= What to do =
Below are some records. Say in a single number how many of their lines include the word "will".

= Source material =

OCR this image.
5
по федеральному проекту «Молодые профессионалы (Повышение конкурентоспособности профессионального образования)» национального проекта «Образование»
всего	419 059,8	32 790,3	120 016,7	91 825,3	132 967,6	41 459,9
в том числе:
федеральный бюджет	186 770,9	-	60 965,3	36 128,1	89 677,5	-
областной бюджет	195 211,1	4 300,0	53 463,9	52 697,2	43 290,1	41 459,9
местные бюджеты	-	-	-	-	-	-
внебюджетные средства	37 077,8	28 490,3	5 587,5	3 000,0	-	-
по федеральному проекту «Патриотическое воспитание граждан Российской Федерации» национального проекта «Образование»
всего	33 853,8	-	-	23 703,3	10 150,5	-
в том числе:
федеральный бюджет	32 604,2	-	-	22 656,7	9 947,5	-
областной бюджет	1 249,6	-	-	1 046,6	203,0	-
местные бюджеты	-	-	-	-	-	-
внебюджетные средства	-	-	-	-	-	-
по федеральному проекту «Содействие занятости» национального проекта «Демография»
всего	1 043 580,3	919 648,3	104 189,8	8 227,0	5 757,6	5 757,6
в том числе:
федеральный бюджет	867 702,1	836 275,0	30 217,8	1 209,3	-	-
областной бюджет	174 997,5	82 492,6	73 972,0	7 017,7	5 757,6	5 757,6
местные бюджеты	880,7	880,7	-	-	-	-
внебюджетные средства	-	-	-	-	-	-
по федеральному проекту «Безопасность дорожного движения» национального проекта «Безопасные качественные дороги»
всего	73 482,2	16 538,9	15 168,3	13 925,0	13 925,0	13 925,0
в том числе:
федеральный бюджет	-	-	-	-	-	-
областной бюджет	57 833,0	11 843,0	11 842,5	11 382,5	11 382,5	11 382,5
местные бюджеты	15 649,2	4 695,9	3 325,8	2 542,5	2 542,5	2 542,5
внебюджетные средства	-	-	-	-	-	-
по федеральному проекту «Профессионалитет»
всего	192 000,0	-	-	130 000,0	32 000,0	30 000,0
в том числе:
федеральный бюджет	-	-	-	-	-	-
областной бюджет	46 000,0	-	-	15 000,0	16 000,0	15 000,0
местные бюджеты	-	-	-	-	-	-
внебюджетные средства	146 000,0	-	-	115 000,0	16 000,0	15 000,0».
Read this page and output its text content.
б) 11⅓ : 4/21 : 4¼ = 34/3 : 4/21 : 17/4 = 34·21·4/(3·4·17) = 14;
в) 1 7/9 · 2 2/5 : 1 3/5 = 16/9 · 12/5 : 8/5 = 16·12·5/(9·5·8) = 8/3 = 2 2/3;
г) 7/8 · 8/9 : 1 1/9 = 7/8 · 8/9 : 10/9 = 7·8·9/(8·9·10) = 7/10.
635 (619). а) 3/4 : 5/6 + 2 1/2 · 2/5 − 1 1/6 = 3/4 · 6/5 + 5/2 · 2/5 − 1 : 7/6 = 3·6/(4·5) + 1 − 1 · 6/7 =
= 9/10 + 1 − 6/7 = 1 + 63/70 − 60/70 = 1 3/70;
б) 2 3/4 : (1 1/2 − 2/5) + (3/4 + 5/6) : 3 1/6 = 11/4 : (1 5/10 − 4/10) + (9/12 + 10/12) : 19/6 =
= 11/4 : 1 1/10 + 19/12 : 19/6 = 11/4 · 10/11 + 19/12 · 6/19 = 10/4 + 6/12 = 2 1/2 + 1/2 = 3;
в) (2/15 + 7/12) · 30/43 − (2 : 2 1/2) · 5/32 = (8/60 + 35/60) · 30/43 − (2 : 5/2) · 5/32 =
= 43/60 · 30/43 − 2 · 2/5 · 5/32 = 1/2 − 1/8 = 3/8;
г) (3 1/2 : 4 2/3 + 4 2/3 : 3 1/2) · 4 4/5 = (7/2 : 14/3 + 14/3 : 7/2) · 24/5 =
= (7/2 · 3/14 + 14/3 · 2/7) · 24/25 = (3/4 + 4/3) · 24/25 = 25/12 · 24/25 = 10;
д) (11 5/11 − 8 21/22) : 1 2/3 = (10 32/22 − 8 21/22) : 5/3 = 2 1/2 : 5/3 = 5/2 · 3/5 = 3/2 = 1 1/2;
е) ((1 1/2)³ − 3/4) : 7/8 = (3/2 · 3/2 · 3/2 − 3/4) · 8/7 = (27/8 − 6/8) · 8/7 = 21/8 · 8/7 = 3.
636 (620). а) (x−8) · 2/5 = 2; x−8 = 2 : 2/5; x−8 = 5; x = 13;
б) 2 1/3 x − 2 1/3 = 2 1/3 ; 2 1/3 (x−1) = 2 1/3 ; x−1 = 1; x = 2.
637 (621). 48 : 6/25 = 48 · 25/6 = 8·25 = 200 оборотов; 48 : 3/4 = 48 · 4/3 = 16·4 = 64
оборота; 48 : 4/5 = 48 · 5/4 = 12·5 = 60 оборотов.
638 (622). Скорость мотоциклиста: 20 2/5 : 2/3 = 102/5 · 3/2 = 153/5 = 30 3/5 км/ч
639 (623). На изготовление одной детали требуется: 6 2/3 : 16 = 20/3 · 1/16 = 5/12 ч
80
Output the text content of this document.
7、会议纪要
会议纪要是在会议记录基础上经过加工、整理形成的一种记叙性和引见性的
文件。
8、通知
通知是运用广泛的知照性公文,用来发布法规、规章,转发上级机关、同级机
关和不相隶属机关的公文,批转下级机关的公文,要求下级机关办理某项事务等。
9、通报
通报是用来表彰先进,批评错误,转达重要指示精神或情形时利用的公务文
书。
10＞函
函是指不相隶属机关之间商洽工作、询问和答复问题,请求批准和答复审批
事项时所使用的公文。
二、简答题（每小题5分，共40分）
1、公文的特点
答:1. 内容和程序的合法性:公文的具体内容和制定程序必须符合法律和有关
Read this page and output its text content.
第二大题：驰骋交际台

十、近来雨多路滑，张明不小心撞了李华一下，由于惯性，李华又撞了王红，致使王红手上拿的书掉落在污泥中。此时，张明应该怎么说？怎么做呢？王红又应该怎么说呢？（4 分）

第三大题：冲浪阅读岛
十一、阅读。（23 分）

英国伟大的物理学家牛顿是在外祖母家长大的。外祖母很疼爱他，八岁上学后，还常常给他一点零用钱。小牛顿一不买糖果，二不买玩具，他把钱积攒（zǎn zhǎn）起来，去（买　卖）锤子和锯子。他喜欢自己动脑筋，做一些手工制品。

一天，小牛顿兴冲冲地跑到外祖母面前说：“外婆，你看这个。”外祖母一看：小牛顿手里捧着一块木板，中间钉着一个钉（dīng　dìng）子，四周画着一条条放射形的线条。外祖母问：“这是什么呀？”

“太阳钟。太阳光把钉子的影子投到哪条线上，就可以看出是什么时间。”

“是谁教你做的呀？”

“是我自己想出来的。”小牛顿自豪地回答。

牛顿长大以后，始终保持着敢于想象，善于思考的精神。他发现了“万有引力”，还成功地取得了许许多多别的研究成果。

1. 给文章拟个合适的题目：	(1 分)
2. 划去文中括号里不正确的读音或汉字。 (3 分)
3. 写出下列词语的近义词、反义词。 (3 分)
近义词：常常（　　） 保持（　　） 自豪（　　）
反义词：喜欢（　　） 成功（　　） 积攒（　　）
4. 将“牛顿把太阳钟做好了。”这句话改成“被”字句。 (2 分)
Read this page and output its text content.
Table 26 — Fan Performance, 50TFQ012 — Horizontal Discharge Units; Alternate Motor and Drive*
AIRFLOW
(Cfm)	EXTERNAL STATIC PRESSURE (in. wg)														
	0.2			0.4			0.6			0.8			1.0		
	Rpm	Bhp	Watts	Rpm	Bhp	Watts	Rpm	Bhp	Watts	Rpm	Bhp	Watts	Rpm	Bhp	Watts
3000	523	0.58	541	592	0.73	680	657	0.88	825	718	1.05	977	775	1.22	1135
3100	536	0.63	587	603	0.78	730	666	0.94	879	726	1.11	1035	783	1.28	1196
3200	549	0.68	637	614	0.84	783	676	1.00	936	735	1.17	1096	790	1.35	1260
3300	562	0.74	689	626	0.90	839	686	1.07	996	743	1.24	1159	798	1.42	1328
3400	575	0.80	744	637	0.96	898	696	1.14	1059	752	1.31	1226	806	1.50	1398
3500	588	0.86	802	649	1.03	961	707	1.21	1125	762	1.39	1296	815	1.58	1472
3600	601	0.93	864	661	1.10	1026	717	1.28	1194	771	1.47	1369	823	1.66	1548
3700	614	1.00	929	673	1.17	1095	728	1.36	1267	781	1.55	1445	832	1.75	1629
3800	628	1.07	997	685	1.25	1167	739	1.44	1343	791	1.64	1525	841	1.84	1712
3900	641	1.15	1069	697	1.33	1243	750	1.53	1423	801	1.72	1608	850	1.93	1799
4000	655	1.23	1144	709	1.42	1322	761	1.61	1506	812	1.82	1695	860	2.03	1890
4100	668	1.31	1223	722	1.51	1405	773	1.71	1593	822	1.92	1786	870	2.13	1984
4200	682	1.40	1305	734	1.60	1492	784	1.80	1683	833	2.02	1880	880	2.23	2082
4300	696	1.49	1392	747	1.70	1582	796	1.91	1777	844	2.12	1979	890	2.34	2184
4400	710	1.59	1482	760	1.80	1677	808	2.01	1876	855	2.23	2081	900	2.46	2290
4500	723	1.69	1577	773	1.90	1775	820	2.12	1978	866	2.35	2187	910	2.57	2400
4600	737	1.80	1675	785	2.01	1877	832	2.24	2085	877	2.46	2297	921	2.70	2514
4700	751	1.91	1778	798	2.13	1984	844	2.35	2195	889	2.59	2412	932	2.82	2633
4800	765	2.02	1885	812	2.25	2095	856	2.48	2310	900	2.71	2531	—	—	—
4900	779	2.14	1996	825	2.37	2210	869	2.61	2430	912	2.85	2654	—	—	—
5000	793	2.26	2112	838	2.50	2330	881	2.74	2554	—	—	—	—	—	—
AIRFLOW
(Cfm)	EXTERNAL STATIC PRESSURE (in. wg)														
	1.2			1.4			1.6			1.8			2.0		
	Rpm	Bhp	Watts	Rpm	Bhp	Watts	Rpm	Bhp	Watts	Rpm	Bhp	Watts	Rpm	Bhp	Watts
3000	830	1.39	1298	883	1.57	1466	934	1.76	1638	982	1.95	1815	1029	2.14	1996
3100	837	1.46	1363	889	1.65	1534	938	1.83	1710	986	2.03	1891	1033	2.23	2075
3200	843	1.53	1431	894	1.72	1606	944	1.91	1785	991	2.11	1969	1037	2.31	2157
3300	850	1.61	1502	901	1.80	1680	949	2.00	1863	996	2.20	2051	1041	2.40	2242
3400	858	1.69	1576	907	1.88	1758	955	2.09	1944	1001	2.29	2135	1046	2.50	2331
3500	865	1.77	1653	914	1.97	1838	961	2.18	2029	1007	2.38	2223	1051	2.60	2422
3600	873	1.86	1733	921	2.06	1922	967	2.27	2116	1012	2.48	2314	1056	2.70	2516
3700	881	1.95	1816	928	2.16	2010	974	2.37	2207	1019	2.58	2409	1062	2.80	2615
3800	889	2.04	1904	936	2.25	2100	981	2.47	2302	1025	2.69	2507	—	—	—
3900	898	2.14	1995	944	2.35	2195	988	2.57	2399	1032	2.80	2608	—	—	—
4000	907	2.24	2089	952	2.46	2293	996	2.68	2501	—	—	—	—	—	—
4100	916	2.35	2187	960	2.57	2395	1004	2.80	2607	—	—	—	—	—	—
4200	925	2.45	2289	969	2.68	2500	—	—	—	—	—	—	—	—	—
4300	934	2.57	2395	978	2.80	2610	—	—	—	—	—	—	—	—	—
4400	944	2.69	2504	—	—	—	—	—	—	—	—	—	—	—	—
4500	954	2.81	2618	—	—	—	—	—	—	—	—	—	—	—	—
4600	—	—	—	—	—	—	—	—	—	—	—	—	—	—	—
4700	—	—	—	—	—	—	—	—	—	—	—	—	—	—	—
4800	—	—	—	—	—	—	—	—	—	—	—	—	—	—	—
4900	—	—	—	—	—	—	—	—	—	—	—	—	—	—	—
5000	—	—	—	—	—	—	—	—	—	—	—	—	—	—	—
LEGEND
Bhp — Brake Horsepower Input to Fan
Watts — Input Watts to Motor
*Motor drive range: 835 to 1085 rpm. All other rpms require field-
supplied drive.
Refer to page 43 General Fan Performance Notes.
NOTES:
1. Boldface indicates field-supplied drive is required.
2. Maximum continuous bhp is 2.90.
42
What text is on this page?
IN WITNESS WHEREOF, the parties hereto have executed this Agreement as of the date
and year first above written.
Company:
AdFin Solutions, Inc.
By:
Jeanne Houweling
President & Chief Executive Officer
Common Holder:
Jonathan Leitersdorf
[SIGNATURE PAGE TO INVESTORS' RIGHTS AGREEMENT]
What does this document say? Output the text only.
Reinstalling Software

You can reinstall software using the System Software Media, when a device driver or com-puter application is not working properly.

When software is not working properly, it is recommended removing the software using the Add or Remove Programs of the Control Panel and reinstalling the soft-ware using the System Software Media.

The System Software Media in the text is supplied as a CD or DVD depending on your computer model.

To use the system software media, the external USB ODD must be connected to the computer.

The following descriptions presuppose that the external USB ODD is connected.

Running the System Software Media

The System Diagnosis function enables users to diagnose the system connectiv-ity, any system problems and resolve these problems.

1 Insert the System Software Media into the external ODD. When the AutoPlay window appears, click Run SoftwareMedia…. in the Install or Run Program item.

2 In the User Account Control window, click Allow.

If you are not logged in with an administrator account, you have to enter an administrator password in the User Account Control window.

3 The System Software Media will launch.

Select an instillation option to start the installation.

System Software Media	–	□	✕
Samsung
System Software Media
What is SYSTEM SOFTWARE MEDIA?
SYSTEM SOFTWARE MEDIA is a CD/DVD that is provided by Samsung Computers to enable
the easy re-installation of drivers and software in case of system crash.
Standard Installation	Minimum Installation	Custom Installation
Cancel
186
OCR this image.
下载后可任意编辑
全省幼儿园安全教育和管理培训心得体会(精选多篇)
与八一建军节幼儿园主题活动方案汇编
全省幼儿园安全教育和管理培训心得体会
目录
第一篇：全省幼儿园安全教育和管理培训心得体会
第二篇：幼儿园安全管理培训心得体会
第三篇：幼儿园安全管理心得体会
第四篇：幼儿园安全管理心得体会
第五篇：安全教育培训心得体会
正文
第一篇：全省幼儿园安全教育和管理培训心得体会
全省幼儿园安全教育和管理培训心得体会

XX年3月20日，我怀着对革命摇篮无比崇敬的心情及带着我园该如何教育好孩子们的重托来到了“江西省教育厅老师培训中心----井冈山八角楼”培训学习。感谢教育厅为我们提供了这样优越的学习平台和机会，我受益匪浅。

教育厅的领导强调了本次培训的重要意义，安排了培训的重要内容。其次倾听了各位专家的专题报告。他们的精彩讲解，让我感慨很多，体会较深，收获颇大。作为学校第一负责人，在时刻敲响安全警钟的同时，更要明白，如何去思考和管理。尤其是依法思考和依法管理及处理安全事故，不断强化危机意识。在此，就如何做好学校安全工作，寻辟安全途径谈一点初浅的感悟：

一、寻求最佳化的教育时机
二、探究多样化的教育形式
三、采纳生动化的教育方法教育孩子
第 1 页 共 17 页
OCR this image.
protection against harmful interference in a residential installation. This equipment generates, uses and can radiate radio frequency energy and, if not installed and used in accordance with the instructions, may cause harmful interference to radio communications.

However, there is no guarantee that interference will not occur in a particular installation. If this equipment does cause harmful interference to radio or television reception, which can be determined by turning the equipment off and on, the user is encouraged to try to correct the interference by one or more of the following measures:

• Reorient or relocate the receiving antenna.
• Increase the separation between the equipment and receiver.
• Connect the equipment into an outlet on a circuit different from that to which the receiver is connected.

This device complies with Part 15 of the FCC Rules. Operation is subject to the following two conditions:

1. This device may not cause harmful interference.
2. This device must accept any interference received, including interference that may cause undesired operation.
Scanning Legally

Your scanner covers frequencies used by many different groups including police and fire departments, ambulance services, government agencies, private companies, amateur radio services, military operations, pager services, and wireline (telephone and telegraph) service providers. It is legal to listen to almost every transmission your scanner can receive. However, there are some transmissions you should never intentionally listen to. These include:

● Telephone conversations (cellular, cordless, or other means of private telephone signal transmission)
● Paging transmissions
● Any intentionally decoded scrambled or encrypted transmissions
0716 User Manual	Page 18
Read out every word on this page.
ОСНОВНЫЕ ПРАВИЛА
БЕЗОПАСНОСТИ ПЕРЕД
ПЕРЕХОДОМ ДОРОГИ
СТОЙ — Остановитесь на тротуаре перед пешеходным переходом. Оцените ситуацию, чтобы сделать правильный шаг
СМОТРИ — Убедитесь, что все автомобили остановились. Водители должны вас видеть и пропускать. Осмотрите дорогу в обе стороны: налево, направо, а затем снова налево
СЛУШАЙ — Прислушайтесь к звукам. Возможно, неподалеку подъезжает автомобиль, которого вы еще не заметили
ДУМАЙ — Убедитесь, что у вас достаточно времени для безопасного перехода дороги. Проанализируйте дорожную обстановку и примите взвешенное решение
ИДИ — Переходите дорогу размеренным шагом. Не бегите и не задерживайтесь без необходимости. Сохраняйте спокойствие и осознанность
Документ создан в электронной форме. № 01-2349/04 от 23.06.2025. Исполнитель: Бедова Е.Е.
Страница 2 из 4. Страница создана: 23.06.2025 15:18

= Correct answer =
2